--- start of Entries supplied ---

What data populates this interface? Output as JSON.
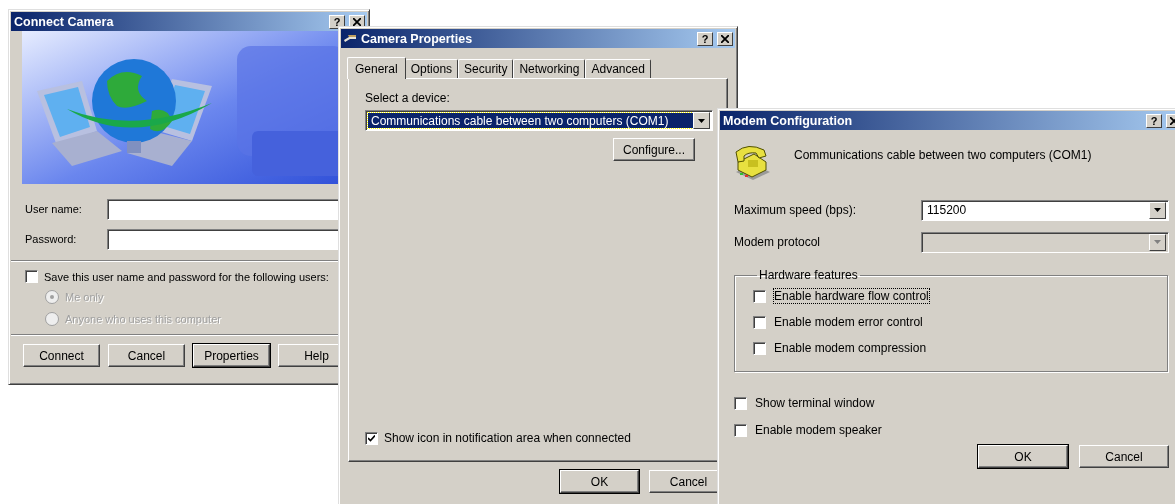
{
  "connect_window": {
    "title": "Connect Camera",
    "help": "?",
    "fields": [
      {
        "label": "User name:"
      },
      {
        "label": "Password:"
      }
    ],
    "save_checkbox": {
      "label": "Save this user name and password for the following users:",
      "checked": false
    },
    "radios": [
      {
        "label": "Me only",
        "selected": true,
        "disabled": true
      },
      {
        "label": "Anyone who uses this computer",
        "selected": false,
        "disabled": true
      }
    ],
    "buttons": [
      {
        "label": "Connect",
        "default": false
      },
      {
        "label": "Cancel",
        "default": false
      },
      {
        "label": "Properties",
        "default": true
      },
      {
        "label": "Help",
        "default": false
      }
    ]
  },
  "properties_window": {
    "title": "Camera Properties",
    "help": "?",
    "tabs": [
      {
        "label": "General",
        "selected": true
      },
      {
        "label": "Options",
        "selected": false
      },
      {
        "label": "Security",
        "selected": false
      },
      {
        "label": "Networking",
        "selected": false
      },
      {
        "label": "Advanced",
        "selected": false
      }
    ],
    "device_label": "Select a device:",
    "device": "Communications cable between two computers (COM1)",
    "configure": "Configure...",
    "notify": {
      "label": "Show icon in notification area when connected",
      "checked": true
    },
    "buttons": [
      {
        "label": "OK",
        "default": true
      },
      {
        "label": "Cancel",
        "default": false
      }
    ]
  },
  "modem_window": {
    "title": "Modem Configuration",
    "help": "?",
    "device": "Communications cable between two computers (COM1)",
    "speed_label": "Maximum speed (bps):",
    "speed": "115200",
    "protocol_label": "Modem protocol",
    "protocol_disabled": true,
    "group_title": "Hardware features",
    "features": [
      {
        "label": "Enable hardware flow control",
        "checked": false,
        "focused": true
      },
      {
        "label": "Enable modem error control",
        "checked": false,
        "focused": false
      },
      {
        "label": "Enable modem compression",
        "checked": false,
        "focused": false
      }
    ],
    "options": [
      {
        "label": "Show terminal window",
        "checked": false
      },
      {
        "label": "Enable modem speaker",
        "checked": false
      }
    ],
    "buttons": [
      {
        "label": "OK",
        "default": true
      },
      {
        "label": "Cancel",
        "default": false
      }
    ]
  }
}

--- end of Entries supplied ---

Task prompt
Copy every line of the records above that contains "control".

Response below
        "label": "Enable hardware flow control",
        "label": "Enable modem error control",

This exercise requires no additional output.